# DIRECTIONS FOR THIS TASK
Using the entries that follow, collect the lines where the word "your" appears.
*** DATA ENTRIES ***
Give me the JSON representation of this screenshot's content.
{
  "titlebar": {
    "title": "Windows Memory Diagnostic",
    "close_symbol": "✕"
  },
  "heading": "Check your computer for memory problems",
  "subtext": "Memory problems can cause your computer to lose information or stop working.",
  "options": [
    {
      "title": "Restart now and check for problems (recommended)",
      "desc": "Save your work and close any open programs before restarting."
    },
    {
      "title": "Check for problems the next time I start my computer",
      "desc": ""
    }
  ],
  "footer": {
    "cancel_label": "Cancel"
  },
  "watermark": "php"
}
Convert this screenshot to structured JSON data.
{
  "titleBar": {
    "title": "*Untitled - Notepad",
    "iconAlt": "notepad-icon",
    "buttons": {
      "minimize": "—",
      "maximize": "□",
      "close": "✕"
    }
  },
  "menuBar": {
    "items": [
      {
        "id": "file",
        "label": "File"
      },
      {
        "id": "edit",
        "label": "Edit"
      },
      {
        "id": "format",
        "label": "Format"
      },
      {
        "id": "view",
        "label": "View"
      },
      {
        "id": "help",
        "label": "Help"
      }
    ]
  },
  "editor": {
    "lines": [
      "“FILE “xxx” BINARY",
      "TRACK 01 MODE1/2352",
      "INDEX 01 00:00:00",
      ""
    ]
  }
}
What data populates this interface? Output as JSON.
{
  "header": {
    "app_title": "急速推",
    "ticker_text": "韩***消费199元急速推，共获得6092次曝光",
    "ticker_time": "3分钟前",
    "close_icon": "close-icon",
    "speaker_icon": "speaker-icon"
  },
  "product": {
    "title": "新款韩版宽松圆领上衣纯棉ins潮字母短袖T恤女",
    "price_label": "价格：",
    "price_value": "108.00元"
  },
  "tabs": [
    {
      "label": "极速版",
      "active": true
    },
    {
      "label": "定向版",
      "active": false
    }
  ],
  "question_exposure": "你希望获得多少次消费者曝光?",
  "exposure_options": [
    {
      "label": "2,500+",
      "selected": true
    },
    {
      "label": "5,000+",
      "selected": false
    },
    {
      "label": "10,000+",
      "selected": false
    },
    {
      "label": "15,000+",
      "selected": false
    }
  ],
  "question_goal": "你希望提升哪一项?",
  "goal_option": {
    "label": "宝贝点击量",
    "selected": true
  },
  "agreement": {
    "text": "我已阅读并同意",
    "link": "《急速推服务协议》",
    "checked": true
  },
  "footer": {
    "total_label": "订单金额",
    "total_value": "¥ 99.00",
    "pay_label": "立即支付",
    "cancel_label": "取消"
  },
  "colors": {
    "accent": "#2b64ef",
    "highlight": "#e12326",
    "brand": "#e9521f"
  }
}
***
# RESULT FOR THIS TASK
  "heading": "Check your computer for memory problems",
  "subtext": "Memory problems can cause your computer to lose information or stop working.",
      "desc": "Save your work and close any open programs before restarting."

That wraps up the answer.